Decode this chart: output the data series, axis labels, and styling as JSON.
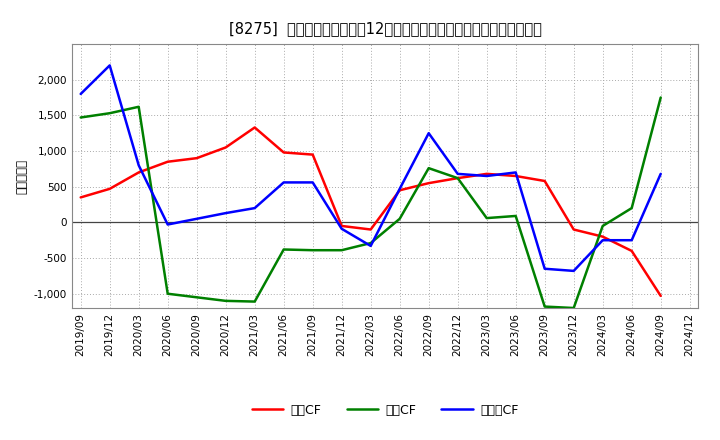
{
  "title": "[8275]  キャッシュフローの12か月移動合計の対前年同期増減額の推移",
  "ylabel": "（百万円）",
  "background_color": "#ffffff",
  "plot_background": "#ffffff",
  "x_labels": [
    "2019/09",
    "2019/12",
    "2020/03",
    "2020/06",
    "2020/09",
    "2020/12",
    "2021/03",
    "2021/06",
    "2021/09",
    "2021/12",
    "2022/03",
    "2022/06",
    "2022/09",
    "2022/12",
    "2023/03",
    "2023/06",
    "2023/09",
    "2023/12",
    "2024/03",
    "2024/06",
    "2024/09",
    "2024/12"
  ],
  "sales_cf": [
    350,
    470,
    700,
    850,
    900,
    1050,
    1330,
    980,
    950,
    -50,
    -100,
    450,
    550,
    620,
    680,
    650,
    580,
    -100,
    -200,
    -400,
    -1030,
    null
  ],
  "invest_cf": [
    1470,
    1530,
    1620,
    -1000,
    -1050,
    -1100,
    -1110,
    -380,
    -390,
    -390,
    -290,
    50,
    760,
    620,
    60,
    90,
    -1180,
    -1200,
    -50,
    200,
    1750,
    null
  ],
  "free_cf": [
    1800,
    2200,
    800,
    -30,
    50,
    130,
    200,
    560,
    560,
    -90,
    -330,
    470,
    1250,
    680,
    650,
    700,
    -650,
    -680,
    -250,
    -250,
    680,
    null
  ],
  "sales_cf_color": "#ff0000",
  "invest_cf_color": "#008000",
  "free_cf_color": "#0000ff",
  "ylim": [
    -1200,
    2500
  ],
  "yticks": [
    -1000,
    -500,
    0,
    500,
    1000,
    1500,
    2000
  ],
  "legend_labels": [
    "営業CF",
    "投資CF",
    "フリーCF"
  ]
}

########################################

**Instructions for the task**
Every line of the data should be copied as it stands, without the images.

**Reply to the exercise**
Decode this chart: output the data series, axis labels, and styling as JSON.
{
  "title": "[8275]  キャッシュフローの12か月移動合計の対前年同期増減額の推移",
  "ylabel": "（百万円）",
  "background_color": "#ffffff",
  "plot_background": "#ffffff",
  "x_labels": [
    "2019/09",
    "2019/12",
    "2020/03",
    "2020/06",
    "2020/09",
    "2020/12",
    "2021/03",
    "2021/06",
    "2021/09",
    "2021/12",
    "2022/03",
    "2022/06",
    "2022/09",
    "2022/12",
    "2023/03",
    "2023/06",
    "2023/09",
    "2023/12",
    "2024/03",
    "2024/06",
    "2024/09",
    "2024/12"
  ],
  "sales_cf": [
    350,
    470,
    700,
    850,
    900,
    1050,
    1330,
    980,
    950,
    -50,
    -100,
    450,
    550,
    620,
    680,
    650,
    580,
    -100,
    -200,
    -400,
    -1030,
    null
  ],
  "invest_cf": [
    1470,
    1530,
    1620,
    -1000,
    -1050,
    -1100,
    -1110,
    -380,
    -390,
    -390,
    -290,
    50,
    760,
    620,
    60,
    90,
    -1180,
    -1200,
    -50,
    200,
    1750,
    null
  ],
  "free_cf": [
    1800,
    2200,
    800,
    -30,
    50,
    130,
    200,
    560,
    560,
    -90,
    -330,
    470,
    1250,
    680,
    650,
    700,
    -650,
    -680,
    -250,
    -250,
    680,
    null
  ],
  "sales_cf_color": "#ff0000",
  "invest_cf_color": "#008000",
  "free_cf_color": "#0000ff",
  "ylim": [
    -1200,
    2500
  ],
  "yticks": [
    -1000,
    -500,
    0,
    500,
    1000,
    1500,
    2000
  ],
  "legend_labels": [
    "営業CF",
    "投資CF",
    "フリーCF"
  ]
}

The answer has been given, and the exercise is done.